Begin GIVEN TEXT
The equation of circle A is:

(x - h)² + (y - k)² = r²

or, (x + 4)² + (y - 5)² = 10²

or, x² + 2.x.4 + 4² + y² - 2.y.5 + 5² = 100

or, x² + y² + 8x - 10y + 16 + 25 - 100 = 0

∴ x² + y² + 8x - 10y - 59 = 0

By using vector method, prove that the quadrilateral formed by joining the midpoints of adjacent sides of a quadrilateral is a parallelogram.

✎ Given:

ABCD is a quadrilateral. The midpoints of sides AB, BC, CD, DA are P, Q, R, S respectively.

To prove: PQRS is a parallelogram.

Construction: Join A and C.

Proof:

Statements	Reasons
1. PQ = 1/2 AC and PQ // AC	1. In △ABC, the line segment joining the midpoint of two sides of triangle is half of third side and parallel to third side.
2. SR = 1/2 AC and SR // AC	2. In △ADC, the line segment joining the midpoint of two sides of triangle is half of third side and parallel to third side.
3. PQ = SR and PQ // SR	3. From statements (1) and (2).
4. PQRS is a parallelogram	4. From statement (3), being opposite side of quadrilateral equal and parallel.

Proved

The image of the triangle A is A' and image of A' is A'' in the given graph.
1. a) By what transformation the image of the triangle A is A'? Write with reason.
2. b) By what transformation the image of the triangle A' is A''? Write with reason.
3. c) Write the name of transformation which denotes the combined transformation of the above two transformations? Write with reason.
✎ The vertices of triangle A are: (1, 0), (5, 1) and (5, 4).

The vertices of triangle A' are: (-1, 0), (-5, -1) and (-5, -4).

The vertices of triangle A'' are: (0, 1), (1, 5) and (4, 5).

a) When triangle A is transformed into A':
- (1, 0) → (-1, 0)
- (5, 1) → (-5, -1)
- (5, 4) → (-5, -4)
The transformation of triangle A into triangle A' is the rotation through 180° about origin because it follows the rule of the rotation through 180° about origin i.e., (x, y) → (-x, -y).

b) When triangle A' is transformed into A'':
- (-1, 0) → (0, 1)
- (-5, -1) → (1, 5)
- (-5, -4) → (4, 5)
The transformation of triangle A' into triangle A'' is the reflection on y = -x because it follows the rule of the reflection on y = -x i.e., (x, y) → (-y, -x).

c) When triangle A is transformed into A'' (combined transformation):
- (1, 0) → (0, 1)
- (5, 1) → (1, 5)
- (5, 4) → (4, 5)
The combined transformation is the reflection on y = x because it follows the rule of the reflection on y = x i.e., (x, y) → (y, x).

THE END
End GIVEN TEXT
Begin DATASET EXTRACT
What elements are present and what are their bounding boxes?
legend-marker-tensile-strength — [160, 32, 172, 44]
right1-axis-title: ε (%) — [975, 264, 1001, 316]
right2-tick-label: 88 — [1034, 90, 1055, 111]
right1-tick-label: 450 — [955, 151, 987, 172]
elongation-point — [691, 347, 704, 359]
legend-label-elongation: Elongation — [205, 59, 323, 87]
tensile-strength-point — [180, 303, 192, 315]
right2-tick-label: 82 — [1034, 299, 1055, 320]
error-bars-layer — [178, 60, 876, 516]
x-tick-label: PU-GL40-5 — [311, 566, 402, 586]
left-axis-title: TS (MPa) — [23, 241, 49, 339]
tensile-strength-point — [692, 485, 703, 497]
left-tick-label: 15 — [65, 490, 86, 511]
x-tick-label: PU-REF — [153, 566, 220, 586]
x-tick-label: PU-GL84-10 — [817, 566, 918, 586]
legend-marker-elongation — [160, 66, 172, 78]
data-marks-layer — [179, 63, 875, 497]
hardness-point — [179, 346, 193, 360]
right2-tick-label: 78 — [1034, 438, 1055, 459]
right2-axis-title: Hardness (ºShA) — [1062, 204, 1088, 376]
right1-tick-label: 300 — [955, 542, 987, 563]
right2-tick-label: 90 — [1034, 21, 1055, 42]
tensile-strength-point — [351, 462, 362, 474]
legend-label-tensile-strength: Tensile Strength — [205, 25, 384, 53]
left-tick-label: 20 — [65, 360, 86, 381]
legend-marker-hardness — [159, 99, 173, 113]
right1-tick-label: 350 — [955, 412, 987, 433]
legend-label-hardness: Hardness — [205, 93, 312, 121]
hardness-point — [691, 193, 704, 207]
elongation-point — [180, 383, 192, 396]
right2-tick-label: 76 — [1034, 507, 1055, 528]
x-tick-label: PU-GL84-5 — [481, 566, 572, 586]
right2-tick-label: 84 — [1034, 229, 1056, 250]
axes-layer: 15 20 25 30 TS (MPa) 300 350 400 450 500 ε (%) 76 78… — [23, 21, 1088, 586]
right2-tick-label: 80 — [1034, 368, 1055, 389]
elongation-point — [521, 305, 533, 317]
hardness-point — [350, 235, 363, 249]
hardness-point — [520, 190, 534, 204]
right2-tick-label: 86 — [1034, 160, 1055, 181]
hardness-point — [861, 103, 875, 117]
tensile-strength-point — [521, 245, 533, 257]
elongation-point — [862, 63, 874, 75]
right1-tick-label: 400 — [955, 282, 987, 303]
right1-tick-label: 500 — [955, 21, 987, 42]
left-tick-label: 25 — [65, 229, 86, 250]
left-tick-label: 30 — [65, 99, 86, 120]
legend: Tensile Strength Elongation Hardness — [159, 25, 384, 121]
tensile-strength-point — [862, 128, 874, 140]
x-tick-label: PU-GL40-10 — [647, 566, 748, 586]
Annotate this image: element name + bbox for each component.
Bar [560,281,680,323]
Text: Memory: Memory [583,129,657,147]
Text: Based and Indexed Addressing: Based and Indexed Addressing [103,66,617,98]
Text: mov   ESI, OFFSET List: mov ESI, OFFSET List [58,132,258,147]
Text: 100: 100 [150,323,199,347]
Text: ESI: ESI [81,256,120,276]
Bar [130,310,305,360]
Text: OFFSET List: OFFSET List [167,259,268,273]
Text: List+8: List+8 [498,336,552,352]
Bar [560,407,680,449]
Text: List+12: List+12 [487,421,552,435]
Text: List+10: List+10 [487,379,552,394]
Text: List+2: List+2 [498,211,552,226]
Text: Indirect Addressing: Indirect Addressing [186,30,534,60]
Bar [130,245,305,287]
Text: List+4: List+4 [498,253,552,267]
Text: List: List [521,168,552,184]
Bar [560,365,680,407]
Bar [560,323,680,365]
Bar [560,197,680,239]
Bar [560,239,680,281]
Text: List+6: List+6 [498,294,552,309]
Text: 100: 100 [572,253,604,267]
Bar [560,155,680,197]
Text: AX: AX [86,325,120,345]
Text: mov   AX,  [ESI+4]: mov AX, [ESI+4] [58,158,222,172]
End DATASET EXTRACT
WHAT YOU WILL DO: Based on the worked solutions, explain why the change from triangle A to triangle A' is a rotation through 180° about the origin.

REPLY TO THE TASK: Each vertex of triangle A goes to the point whose coordinates are both negated: (1, 0) → (-1, 0), (5, 1) → (-5, -1), and (5, 4) → (-5, -4). This follows the rule (x, y) → (-x, -y), which is the rule for a rotation through 180° about the origin.